### ИСХОДНЫЙ ТЕКСТ
^^^^

Если Кусков олицетворял в международном отделе крестьянскую сметку, то Загладин - рафинированную интеллигентность. Безупречное владение несколькими иностранными языками в сочетании с беспримерной работоспособностью, уравновешенным характером и цепкой памятью помогли ему быстро выдвинуться, а добрый нрав - завоевать всеобщее расположение.
Надо отдать должное Пономареву. Все его замы были людьми незаурядными. Анатолий Сергеевич Черняев, став помощником Горбачева по международным делам, может считаться если не соавтором, то по крайней мере "членом авторского коллектива нового политического мышления". Надо обладать редкостной самодисциплиной, чтобы с юных лет и до старости вести дневник, в том числе на фронте. Долгие годы, когда Черняев трудился на Старой площади в роли помощника секретаря ЦК, а затем зама, у него не было никаких шансов опубликовать свои записи, так что это был заведомо сизифов труд. Зато в последние годы Анатолий публикует книгу за книгой, воскрешая минувшее, как он его увидел.

^^^^

### НАБОР ДАННЫХ
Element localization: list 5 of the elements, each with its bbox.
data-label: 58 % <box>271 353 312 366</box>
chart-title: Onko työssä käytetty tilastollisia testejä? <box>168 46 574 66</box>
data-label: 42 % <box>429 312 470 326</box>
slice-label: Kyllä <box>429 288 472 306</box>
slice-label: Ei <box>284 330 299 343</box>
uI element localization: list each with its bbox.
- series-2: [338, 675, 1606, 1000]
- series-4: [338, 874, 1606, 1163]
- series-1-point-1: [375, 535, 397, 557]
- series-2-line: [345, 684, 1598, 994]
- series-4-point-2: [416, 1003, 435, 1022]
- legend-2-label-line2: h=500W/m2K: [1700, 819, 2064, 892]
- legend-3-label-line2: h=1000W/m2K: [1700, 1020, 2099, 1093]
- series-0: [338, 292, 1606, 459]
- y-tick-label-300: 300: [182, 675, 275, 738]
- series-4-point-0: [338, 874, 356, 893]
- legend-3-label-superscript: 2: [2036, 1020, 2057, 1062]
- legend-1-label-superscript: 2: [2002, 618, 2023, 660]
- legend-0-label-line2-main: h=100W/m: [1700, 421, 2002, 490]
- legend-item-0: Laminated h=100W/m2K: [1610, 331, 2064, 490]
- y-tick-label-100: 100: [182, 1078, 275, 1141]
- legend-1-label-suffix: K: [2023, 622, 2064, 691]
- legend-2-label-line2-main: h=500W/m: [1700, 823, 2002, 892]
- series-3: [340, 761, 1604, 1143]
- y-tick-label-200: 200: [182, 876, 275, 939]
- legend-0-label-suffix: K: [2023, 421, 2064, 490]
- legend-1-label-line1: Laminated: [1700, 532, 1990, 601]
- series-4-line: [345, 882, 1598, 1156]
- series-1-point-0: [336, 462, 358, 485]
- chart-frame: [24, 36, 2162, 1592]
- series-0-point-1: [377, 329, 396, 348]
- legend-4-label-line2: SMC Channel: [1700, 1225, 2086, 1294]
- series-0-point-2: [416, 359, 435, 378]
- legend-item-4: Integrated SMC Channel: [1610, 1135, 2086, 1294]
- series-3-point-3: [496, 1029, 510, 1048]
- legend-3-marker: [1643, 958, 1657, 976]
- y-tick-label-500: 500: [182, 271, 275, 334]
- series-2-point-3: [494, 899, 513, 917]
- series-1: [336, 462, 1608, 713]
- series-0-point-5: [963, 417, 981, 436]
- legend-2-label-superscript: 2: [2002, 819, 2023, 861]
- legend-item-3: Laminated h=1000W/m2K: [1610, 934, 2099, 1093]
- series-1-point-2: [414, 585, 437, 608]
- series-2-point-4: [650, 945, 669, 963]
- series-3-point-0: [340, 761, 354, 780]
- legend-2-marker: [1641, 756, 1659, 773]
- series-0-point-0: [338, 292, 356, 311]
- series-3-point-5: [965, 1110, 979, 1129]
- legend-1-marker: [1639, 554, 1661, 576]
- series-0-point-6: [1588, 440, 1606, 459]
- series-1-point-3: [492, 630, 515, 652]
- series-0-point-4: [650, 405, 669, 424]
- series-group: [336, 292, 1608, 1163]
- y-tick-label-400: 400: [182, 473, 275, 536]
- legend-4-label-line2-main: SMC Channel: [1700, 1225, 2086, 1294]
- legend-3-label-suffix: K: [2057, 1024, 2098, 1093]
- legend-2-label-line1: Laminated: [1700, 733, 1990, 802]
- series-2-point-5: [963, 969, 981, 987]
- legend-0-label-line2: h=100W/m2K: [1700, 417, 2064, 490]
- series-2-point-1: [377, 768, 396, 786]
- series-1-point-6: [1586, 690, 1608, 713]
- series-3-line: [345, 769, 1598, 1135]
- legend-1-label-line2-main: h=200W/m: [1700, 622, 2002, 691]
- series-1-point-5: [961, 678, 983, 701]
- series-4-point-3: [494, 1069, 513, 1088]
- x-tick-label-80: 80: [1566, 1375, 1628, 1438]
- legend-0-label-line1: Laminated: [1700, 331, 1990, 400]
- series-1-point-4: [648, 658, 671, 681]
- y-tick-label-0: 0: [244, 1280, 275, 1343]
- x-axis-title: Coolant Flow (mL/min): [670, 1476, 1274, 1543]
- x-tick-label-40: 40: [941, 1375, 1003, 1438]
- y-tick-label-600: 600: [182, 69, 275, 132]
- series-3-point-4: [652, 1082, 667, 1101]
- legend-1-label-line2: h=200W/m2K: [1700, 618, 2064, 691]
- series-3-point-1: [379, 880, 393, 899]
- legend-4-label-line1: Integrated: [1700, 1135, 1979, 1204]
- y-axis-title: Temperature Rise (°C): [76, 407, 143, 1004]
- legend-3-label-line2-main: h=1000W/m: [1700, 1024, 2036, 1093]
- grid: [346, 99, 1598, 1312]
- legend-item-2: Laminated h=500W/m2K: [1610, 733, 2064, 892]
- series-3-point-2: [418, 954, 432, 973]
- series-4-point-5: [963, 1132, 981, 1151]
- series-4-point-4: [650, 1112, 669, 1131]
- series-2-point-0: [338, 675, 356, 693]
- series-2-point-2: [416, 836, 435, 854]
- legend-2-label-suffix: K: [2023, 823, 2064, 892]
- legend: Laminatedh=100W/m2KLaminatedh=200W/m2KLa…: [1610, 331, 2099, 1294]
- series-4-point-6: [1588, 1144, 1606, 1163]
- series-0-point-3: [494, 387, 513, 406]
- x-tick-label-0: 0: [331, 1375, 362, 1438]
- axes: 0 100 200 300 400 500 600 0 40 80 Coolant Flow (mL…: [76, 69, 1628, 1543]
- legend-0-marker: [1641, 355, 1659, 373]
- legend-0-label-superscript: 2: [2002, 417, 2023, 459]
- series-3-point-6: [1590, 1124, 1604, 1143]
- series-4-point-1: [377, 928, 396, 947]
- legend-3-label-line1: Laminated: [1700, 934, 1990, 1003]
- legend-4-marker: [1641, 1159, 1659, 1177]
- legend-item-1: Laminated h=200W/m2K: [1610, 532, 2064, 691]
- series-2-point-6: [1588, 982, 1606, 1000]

^^^^

### ЗАДАНИЕ
Перепишите фрагмент текста о заместителях Пономарева, начиная со слов «Надо отдать должное» и заканчивая словами «он его увидел.», заменив «Надо» на «Следует». Материал для выполнения задания не используется.

### РЕЗУЛЬТАТ
Следует отдать должное Пономареву. Все его замы были людьми незаурядными. Анатолий Сергеевич Черняев, став помощником Горбачева по международным делам, может считаться если не соавтором, то по крайней мере "членом авторского коллектива нового политического мышления". Следует обладать редкостной самодисциплиной, чтобы с юных лет и до старости вести дневник, в том числе на фронте. Долгие годы, когда Черняев трудился на Старой площади в роли помощника секретаря ЦК, а затем зама, у него не было никаких шансов опубликовать свои записи, так что это был заведомо сизифов труд. Зато в последние годы Анатолий публикует книгу за книгой, воскрешая минувшее, как он его увидел.